=== Exercise inputs ===
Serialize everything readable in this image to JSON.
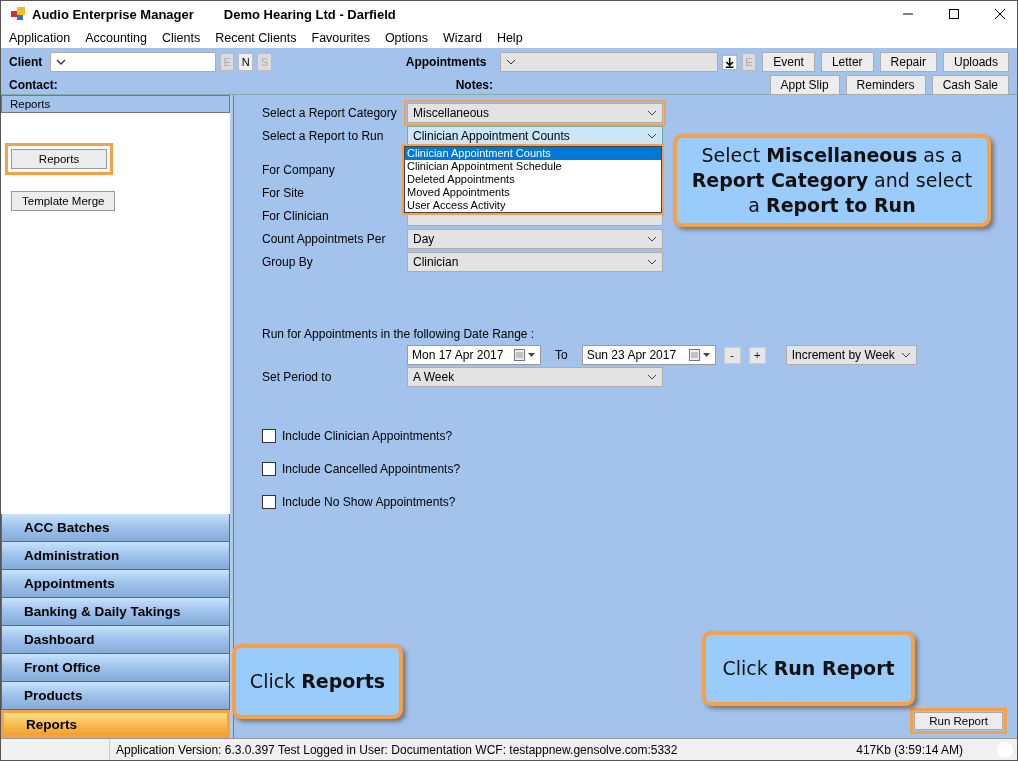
{
  "window": {
    "title": "Audio Enterprise Manager",
    "subtitle": "Demo Hearing Ltd - Darfield"
  },
  "menu": [
    "Application",
    "Accounting",
    "Clients",
    "Recent Clients",
    "Favourites",
    "Options",
    "Wizard",
    "Help"
  ],
  "toolbar": {
    "client_label": "Client",
    "client_buttons": [
      {
        "label": "E",
        "disabled": true
      },
      {
        "label": "N",
        "disabled": false
      },
      {
        "label": "S",
        "disabled": true
      }
    ],
    "appointments_label": "Appointments",
    "appointments_buttons": [
      {
        "label": "E",
        "disabled": true
      }
    ],
    "buttons_row1": [
      "Event",
      "Letter",
      "Repair",
      "Uploads"
    ],
    "contact_label": "Contact:",
    "notes_label": "Notes:",
    "buttons_row2": [
      "Appt Slip",
      "Reminders",
      "Cash Sale"
    ]
  },
  "sidebar": {
    "header": "Reports",
    "buttons": [
      {
        "label": "Reports",
        "highlighted": true
      },
      {
        "label": "Template Merge",
        "highlighted": false
      }
    ],
    "nav": [
      {
        "label": "ACC Batches",
        "selected": false
      },
      {
        "label": "Administration",
        "selected": false
      },
      {
        "label": "Appointments",
        "selected": false
      },
      {
        "label": "Banking & Daily Takings",
        "selected": false
      },
      {
        "label": "Dashboard",
        "selected": false
      },
      {
        "label": "Front Office",
        "selected": false
      },
      {
        "label": "Products",
        "selected": false
      },
      {
        "label": "Reports",
        "selected": true
      }
    ]
  },
  "form": {
    "rows": [
      {
        "label": "Select a Report Category",
        "value": "Miscellaneous",
        "highlighted": true
      },
      {
        "label": "Select a Report to Run",
        "value": "Clinician Appointment Counts",
        "highlighted": false
      },
      {
        "label": "For Company"
      },
      {
        "label": "For Site"
      },
      {
        "label": "For Clinician"
      },
      {
        "label": "Count Appointmets Per",
        "value": "Day",
        "highlighted": false
      },
      {
        "label": "Group By",
        "value": "Clinician",
        "highlighted": false
      }
    ],
    "dropdown": [
      {
        "label": "Clinician Appointment Counts",
        "selected": true
      },
      {
        "label": "Clinician Appointment Schedule",
        "selected": false
      },
      {
        "label": "Deleted Appointments",
        "selected": false
      },
      {
        "label": "Moved Appointments",
        "selected": false
      },
      {
        "label": "User Access Activity",
        "selected": false
      }
    ],
    "date_range_label": "Run for Appointments in the following Date Range :",
    "date_from": "Mon 17 Apr 2017",
    "to_label": "To",
    "date_to": "Sun 23 Apr 2017",
    "step_buttons": [
      "-",
      "+"
    ],
    "increment": "Increment by Week",
    "period_label": "Set Period to",
    "period": "A Week",
    "checkboxes": [
      {
        "label": "Include Clinician Appointments?",
        "checked": false
      },
      {
        "label": "Include Cancelled Appointments?",
        "checked": false
      },
      {
        "label": "Include No Show Appointments?",
        "checked": false
      }
    ],
    "run_button": {
      "label": "Run Report",
      "highlighted": true
    }
  },
  "callouts": [
    {
      "text": "Select **Miscellaneous** as a **Report Category** and select a **Report to Run**"
    },
    {
      "text": "Click **Reports**"
    },
    {
      "text": "Click **Run Report**"
    }
  ],
  "status_bar": {
    "version": "Application Version: 6.3.0.397 Test  Logged in User: Documentation WCF: testappnew.gensolve.com:5332",
    "memory": "417Kb  (3:59:14 AM)"
  }
}
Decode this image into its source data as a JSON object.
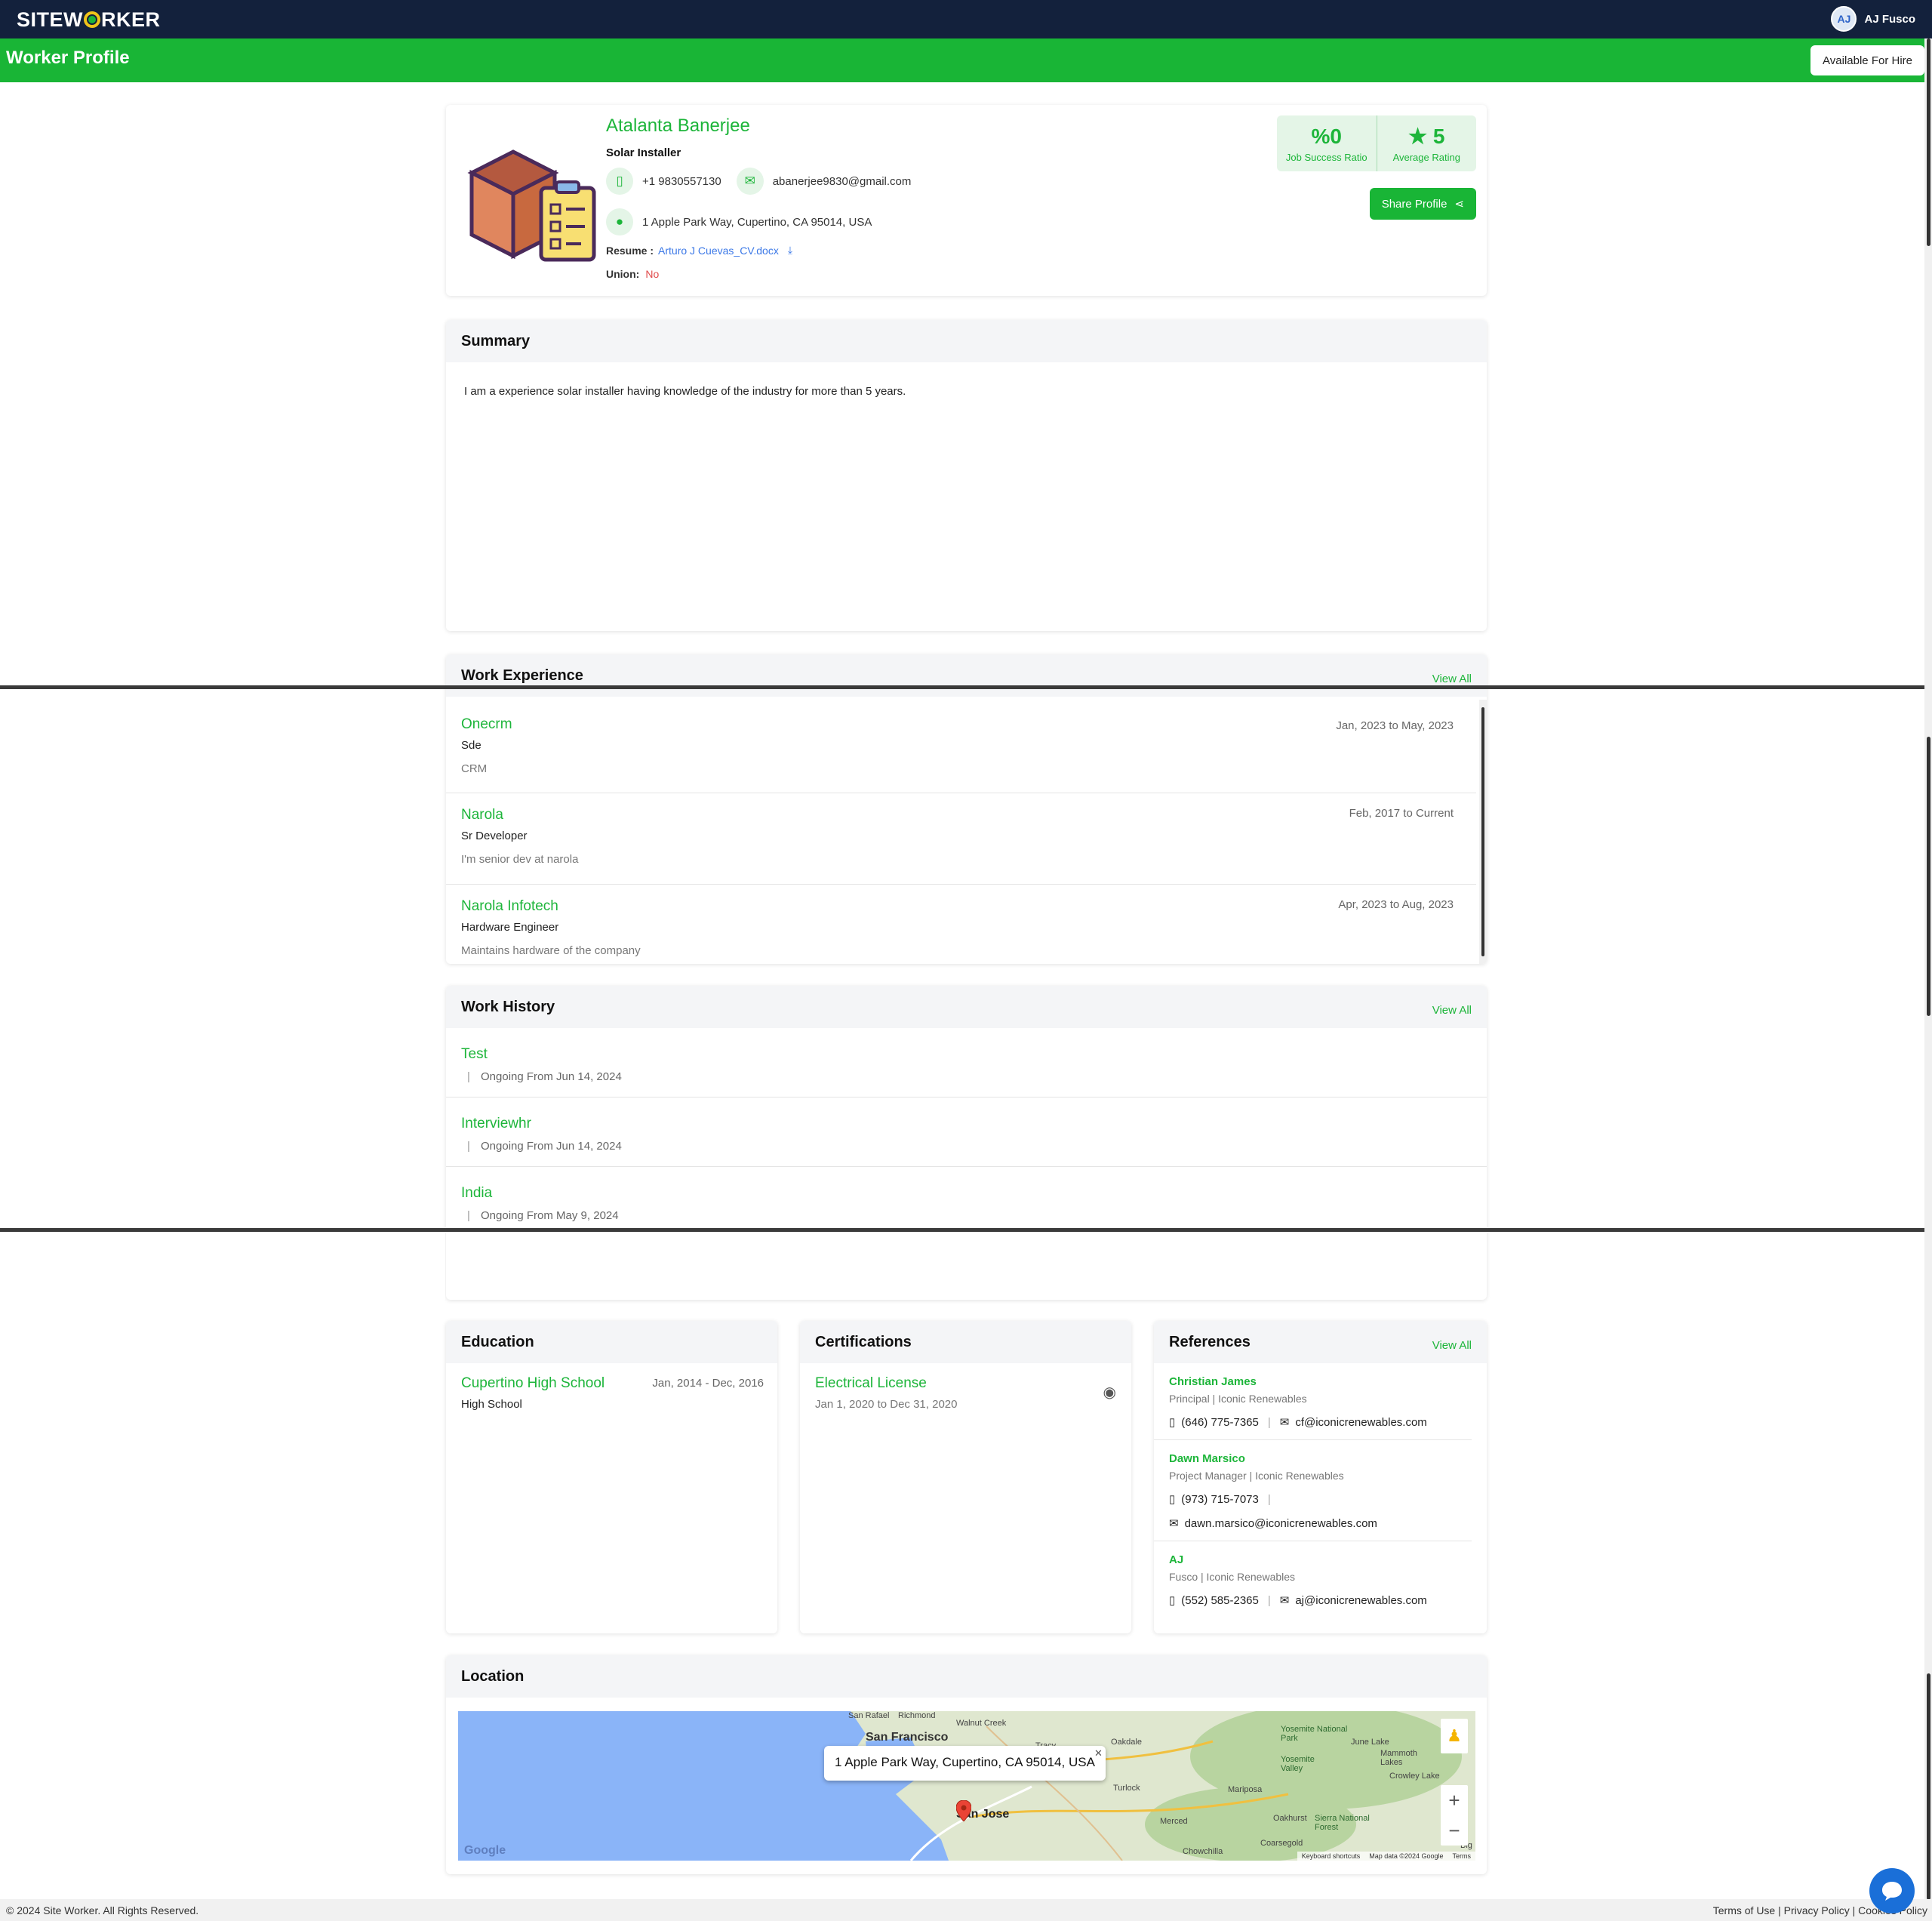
{
  "app": {
    "logo_text_1": "SITEW",
    "logo_text_2": "RKER",
    "user_name": "AJ Fusco",
    "user_initials": "AJ",
    "page_title": "Worker Profile",
    "availability": "Available For Hire",
    "accent_color": "#19b536"
  },
  "profile": {
    "name": "Atalanta Banerjee",
    "title": "Solar Installer",
    "phone": "+1 9830557130",
    "email": "abanerjee9830@gmail.com",
    "address": "1 Apple Park Way, Cupertino, CA 95014, USA",
    "resume_label": "Resume :",
    "resume_file": "Arturo J Cuevas_CV.docx",
    "union_label": "Union:",
    "union_value": "No",
    "job_success_value": "0",
    "job_success_label": "Job Success Ratio",
    "rating_value": "5",
    "rating_label": "Average Rating",
    "share_label": "Share Profile"
  },
  "summary": {
    "title": "Summary",
    "text": "I am a experience solar installer having knowledge of the industry for more than 5 years."
  },
  "work_experience": {
    "title": "Work Experience",
    "view_all": "View All",
    "items": [
      {
        "company": "Onecrm",
        "role": "Sde",
        "desc": "CRM",
        "dates": "Jan, 2023 to May, 2023"
      },
      {
        "company": "Narola",
        "role": "Sr Developer",
        "desc": "I'm senior dev at narola",
        "dates": "Feb, 2017 to Current"
      },
      {
        "company": "Narola Infotech",
        "role": "Hardware Engineer",
        "desc": "Maintains hardware of the company",
        "dates": "Apr, 2023 to Aug, 2023"
      }
    ]
  },
  "work_history": {
    "title": "Work History",
    "view_all": "View All",
    "items": [
      {
        "name": "Test",
        "status": "Ongoing From Jun 14, 2024"
      },
      {
        "name": "Interviewhr",
        "status": "Ongoing From Jun 14, 2024"
      },
      {
        "name": "India",
        "status": "Ongoing From May 9, 2024"
      }
    ]
  },
  "education": {
    "title": "Education",
    "items": [
      {
        "school": "Cupertino High School",
        "level": "High School",
        "dates": "Jan, 2014 - Dec, 2016"
      }
    ]
  },
  "certifications": {
    "title": "Certifications",
    "items": [
      {
        "name": "Electrical License",
        "dates": "Jan 1, 2020 to Dec 31, 2020"
      }
    ]
  },
  "references": {
    "title": "References",
    "view_all": "View All",
    "items": [
      {
        "name": "Christian James",
        "role": "Principal | Iconic Renewables",
        "phone": "(646) 775-7365",
        "email": "cf@iconicrenewables.com"
      },
      {
        "name": "Dawn Marsico",
        "role": "Project Manager | Iconic Renewables",
        "phone": "(973) 715-7073",
        "email": "dawn.marsico@iconicrenewables.com"
      },
      {
        "name": "AJ",
        "role": "Fusco | Iconic Renewables",
        "phone": "(552) 585-2365",
        "email": "aj@iconicrenewables.com"
      }
    ]
  },
  "location": {
    "title": "Location",
    "info_window": "1 Apple Park Way, Cupertino, CA 95014, USA",
    "map_labels": [
      "San Francisco",
      "San Jose",
      "Walnut Creek",
      "Tracy",
      "Oakdale",
      "Turlock",
      "Merced",
      "Mariposa",
      "Yosemite National Park",
      "Yosemite Valley",
      "June Lake",
      "Mammoth Lakes",
      "Crowley Lake",
      "Oakhurst",
      "Sierra National Forest",
      "Coarsegold",
      "Chowchilla",
      "San Rafael",
      "Richmond",
      "Big"
    ],
    "google_text": "Google",
    "map_footer": [
      "Keyboard shortcuts",
      "Map data ©2024 Google",
      "Terms"
    ]
  },
  "footer": {
    "copyright": "© 2024 Site Worker. All Rights Reserved.",
    "links": "Terms of Use | Privacy Policy | Cookies Policy"
  }
}
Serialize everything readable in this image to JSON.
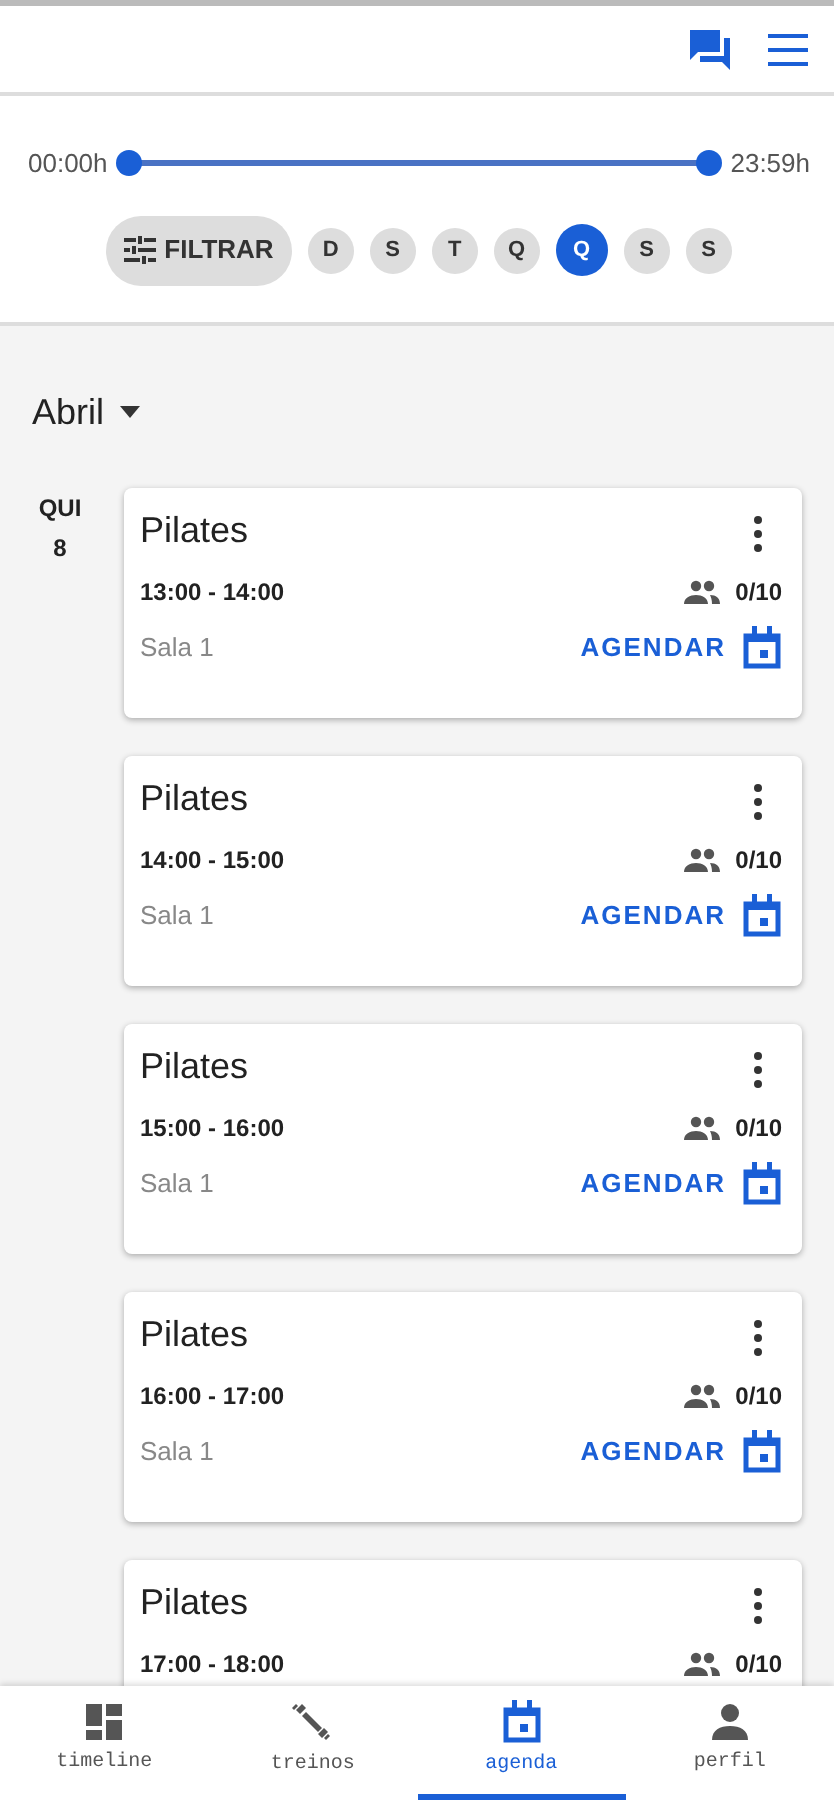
{
  "time_filter": {
    "start": "00:00h",
    "end": "23:59h",
    "level": 1
  },
  "filter_button": {
    "label": "FILTRAR"
  },
  "days": [
    {
      "label": "D",
      "selected": false
    },
    {
      "label": "S",
      "selected": false
    },
    {
      "label": "T",
      "selected": false
    },
    {
      "label": "Q",
      "selected": false
    },
    {
      "label": "Q",
      "selected": true
    },
    {
      "label": "S",
      "selected": false
    },
    {
      "label": "S",
      "selected": false
    }
  ],
  "month": "Abril",
  "date": {
    "weekday": "QUI",
    "day": "8"
  },
  "classes": [
    {
      "title": "Pilates",
      "time": "13:00 - 14:00",
      "spots": "0/10",
      "room": "Sala 1",
      "action": "AGENDAR"
    },
    {
      "title": "Pilates",
      "time": "14:00 - 15:00",
      "spots": "0/10",
      "room": "Sala 1",
      "action": "AGENDAR"
    },
    {
      "title": "Pilates",
      "time": "15:00 - 16:00",
      "spots": "0/10",
      "room": "Sala 1",
      "action": "AGENDAR"
    },
    {
      "title": "Pilates",
      "time": "16:00 - 17:00",
      "spots": "0/10",
      "room": "Sala 1",
      "action": "AGENDAR"
    },
    {
      "title": "Pilates",
      "time": "17:00 - 18:00",
      "spots": "0/10"
    }
  ],
  "bottom_nav": [
    {
      "label": "timeline",
      "selected": false
    },
    {
      "label": "treinos",
      "selected": false
    },
    {
      "label": "agenda",
      "selected": true
    },
    {
      "label": "perfil",
      "selected": false
    }
  ]
}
===
▶ **Exercise**
Pull out every line containing "Click".

▶ **Solution to the exercise**
      "text": "Click **Reports**"
      "text": "Click **Run Report**"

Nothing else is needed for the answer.